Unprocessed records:
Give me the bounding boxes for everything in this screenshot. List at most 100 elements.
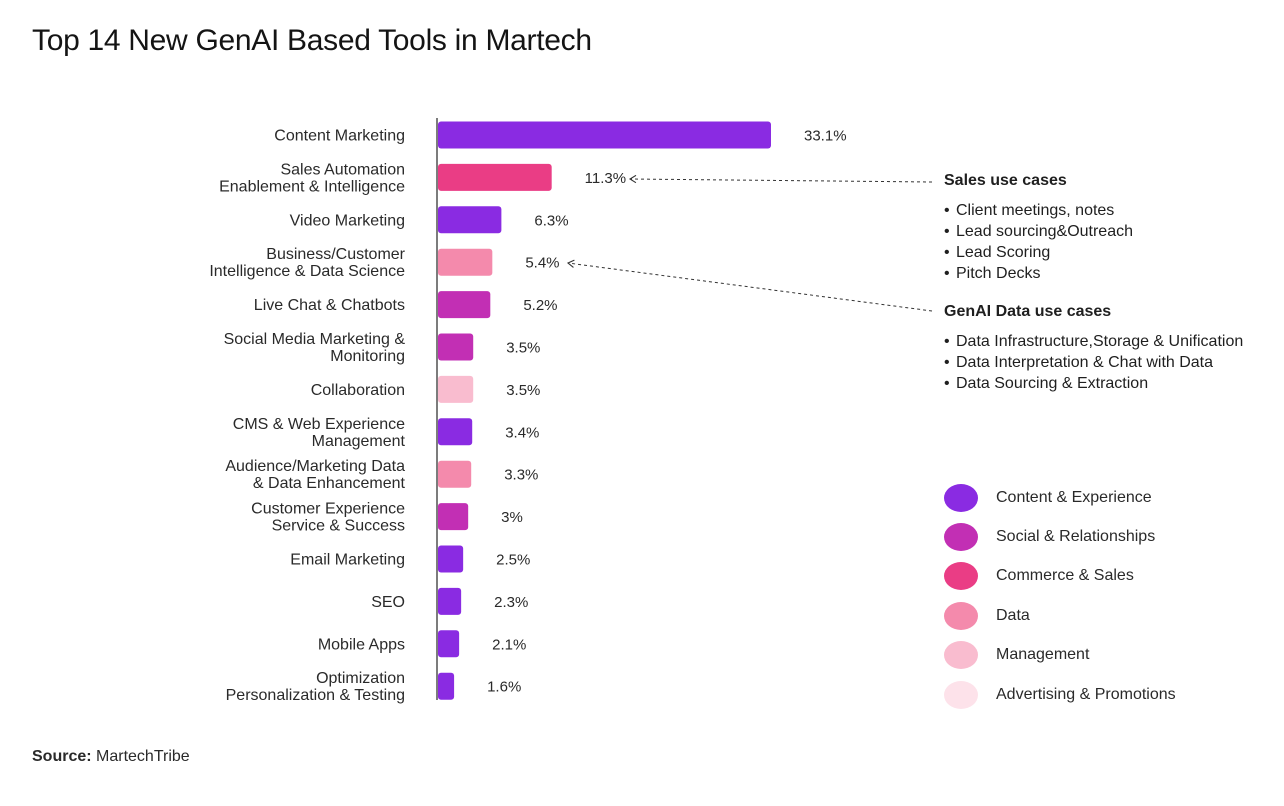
bar-video-marketing [438,206,502,234]
value-label-optimization-personalization-testing: 1.6% [487,679,521,696]
category-label-cms-web-experience-management: CMS & Web Experience Management [233,416,406,450]
legend-label: Data [996,606,1030,624]
list-item: Client meetings, notes [944,200,1133,221]
category-labels-group: Content Marketing Sales Automation Enablem… [209,128,405,705]
value-label-content-marketing: 33.1% [804,128,847,145]
leader-line [629,178,933,183]
category-label-line: Optimization [316,670,405,687]
bar-business-customer-intelligence-data-science [438,248,493,276]
bar-mobile-apps [438,630,460,658]
category-label-line: Sales Automation [280,161,405,178]
list-item: Data Sourcing & Extraction [944,373,1243,394]
genai-data-use-cases-leader [566,259,933,312]
category-label-seo: SEO [371,594,405,611]
value-label-social-media-marketing-monitoring: 3.5% [506,340,540,357]
genai-data-use-cases-heading: GenAI Data use cases [944,303,1112,320]
legend-label: Content & Experience [996,488,1152,506]
category-label-line: Service & Success [272,518,405,535]
legend-label: Social & Relationships [996,528,1156,546]
category-label-customer-experience-service-success: Customer Experience Service & Success [251,501,405,535]
bar-customer-experience-service-success [438,503,469,531]
bar-email-marketing [438,545,464,573]
category-label-collaboration: Collaboration [311,382,405,399]
legend-swatch [944,483,978,512]
bar-social-media-marketing-monitoring [438,333,474,361]
category-label-mobile-apps: Mobile Apps [318,636,405,653]
legend-item-social-relationships: Social & Relationships [944,517,1176,556]
chart-legend: Content & Experience Social & Relationshi… [944,478,1176,714]
bar-cms-web-experience-management [438,418,473,446]
leader-line [567,262,933,312]
category-label-video-marketing: Video Marketing [290,212,405,229]
sales-use-cases-list: Client meetings, notes Lead sourcing&Out… [944,200,1133,284]
source-label: Source: [32,748,92,765]
legend-item-commerce-sales: Commerce & Sales [944,557,1176,596]
category-label-line: Enablement & Intelligence [219,178,405,195]
category-label-line: SEO [371,594,405,611]
bar-seo [438,587,462,615]
value-label-mobile-apps: 2.1% [492,636,526,653]
legend-item-advertising-promotions: Advertising & Promotions [944,675,1176,714]
list-item: Pitch Decks [944,263,1133,284]
category-label-email-marketing: Email Marketing [290,552,405,569]
category-label-line: Collaboration [311,382,405,399]
category-label-line: CMS & Web Experience [233,416,405,433]
source-note: Source: MartechTribe [32,748,190,766]
bar-sales-automation-enablement-intelligence [438,163,552,191]
category-label-audience-marketing-data-data-enhancement: Audience/Marketing Data & Data Enhancemen… [225,458,405,492]
value-label-live-chat-chatbots: 5.2% [523,297,557,314]
value-labels-group: 33.1% 11.3% 6.3% 5.4% 5.2% 3.5% 3.5% 3.4% 3.3% 3%… [487,128,846,696]
genai-data-use-cases-list: Data Infrastructure,Storage & Unificatio… [944,331,1243,394]
category-label-line: Email Marketing [290,552,405,569]
bar-content-marketing [438,121,771,149]
value-label-seo: 2.3% [494,594,528,611]
value-label-customer-experience-service-success: 3% [501,509,523,526]
leader-arrowhead [628,174,637,184]
genai-data-use-cases-note: GenAI Data use cases Data Infrastructure… [944,303,1243,394]
category-label-social-media-marketing-monitoring: Social Media Marketing & Monitoring [224,331,406,365]
category-label-content-marketing: Content Marketing [274,128,405,145]
category-label-line: Live Chat & Chatbots [254,297,405,314]
list-item: Data Interpretation & Chat with Data [944,352,1243,373]
bar-audience-marketing-data-data-enhancement [438,460,472,488]
category-label-sales-automation-enablement-intelligence: Sales Automation Enablement & Intelligenc… [219,161,405,195]
value-label-collaboration: 3.5% [506,382,540,399]
bar-live-chat-chatbots [438,291,491,319]
list-item: Lead Scoring [944,242,1133,263]
list-item: Data Infrastructure,Storage & Unificatio… [944,331,1243,352]
category-label-business-customer-intelligence-data-science: Business/Customer Intelligence & Data Sci… [209,246,405,280]
source-value: MartechTribe [96,748,190,765]
legend-swatch [944,523,978,552]
value-label-audience-marketing-data-data-enhancement: 3.3% [504,467,538,484]
category-label-line: Video Marketing [290,212,405,229]
sales-use-cases-heading: Sales use cases [944,172,1067,189]
category-label-line: Monitoring [330,348,405,365]
value-label-video-marketing: 6.3% [534,212,568,229]
legend-item-data: Data [944,596,1176,635]
value-label-email-marketing: 2.5% [496,552,530,569]
category-label-line: Customer Experience [251,501,405,518]
legend-swatch [944,601,978,630]
legend-label: Management [996,646,1090,664]
category-label-line: & Data Enhancement [253,475,406,492]
legend-label: Commerce & Sales [996,567,1134,585]
list-item: Lead sourcing&Outreach [944,221,1133,242]
category-label-line: Content Marketing [274,128,405,145]
annotation-leaders-group [566,174,933,312]
category-label-line: Mobile Apps [318,636,405,653]
category-label-line: Management [312,433,406,450]
category-label-line: Social Media Marketing & [224,331,406,348]
legend-item-content-experience: Content & Experience [944,478,1176,517]
value-label-cms-web-experience-management: 3.4% [505,424,539,441]
legend-swatch [944,680,978,709]
leader-arrowhead [566,259,575,268]
bar-optimization-personalization-testing [438,672,455,700]
category-label-live-chat-chatbots: Live Chat & Chatbots [254,297,405,314]
legend-label: Advertising & Promotions [996,685,1176,703]
category-label-line: Audience/Marketing Data [225,458,405,475]
category-label-line: Intelligence & Data Science [209,263,405,280]
sales-use-cases-leader [628,174,933,184]
value-label-business-customer-intelligence-data-science: 5.4% [525,255,559,272]
legend-swatch [944,562,978,591]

WHAT YOU ARE ASKED TO DO
Reproduce, without alteration, every line of the records above from the line containing "bar-video-marketing [438,206,502,234]" down to the line containing "category-label-line: Service &", including both of those lines.

COMPLETE OUTPUT
bar-video-marketing [438,206,502,234]
value-label-optimization-personalization-testing: 1.6% [487,679,521,696]
category-label-cms-web-experience-management: CMS & Web Experience Management [233,416,406,450]
legend-label: Data [996,606,1030,624]
list-item: Client meetings, notes [944,200,1133,221]
category-labels-group: Content Marketing Sales Automation Enablem… [209,128,405,705]
value-label-content-marketing: 33.1% [804,128,847,145]
leader-line [629,178,933,183]
category-label-line: Optimization [316,670,405,687]
bar-business-customer-intelligence-data-science [438,248,493,276]
bar-mobile-apps [438,630,460,658]
category-label-line: Sales Automation [280,161,405,178]
list-item: Data Sourcing & Extraction [944,373,1243,394]
genai-data-use-cases-leader [566,259,933,312]
category-label-seo: SEO [371,594,405,611]
value-label-social-media-marketing-monitoring: 3.5% [506,340,540,357]
genai-data-use-cases-heading: GenAI Data use cases [944,303,1112,320]
legend-label: Content & Experience [996,488,1152,506]
category-label-line: Service & Success [272,518,405,535]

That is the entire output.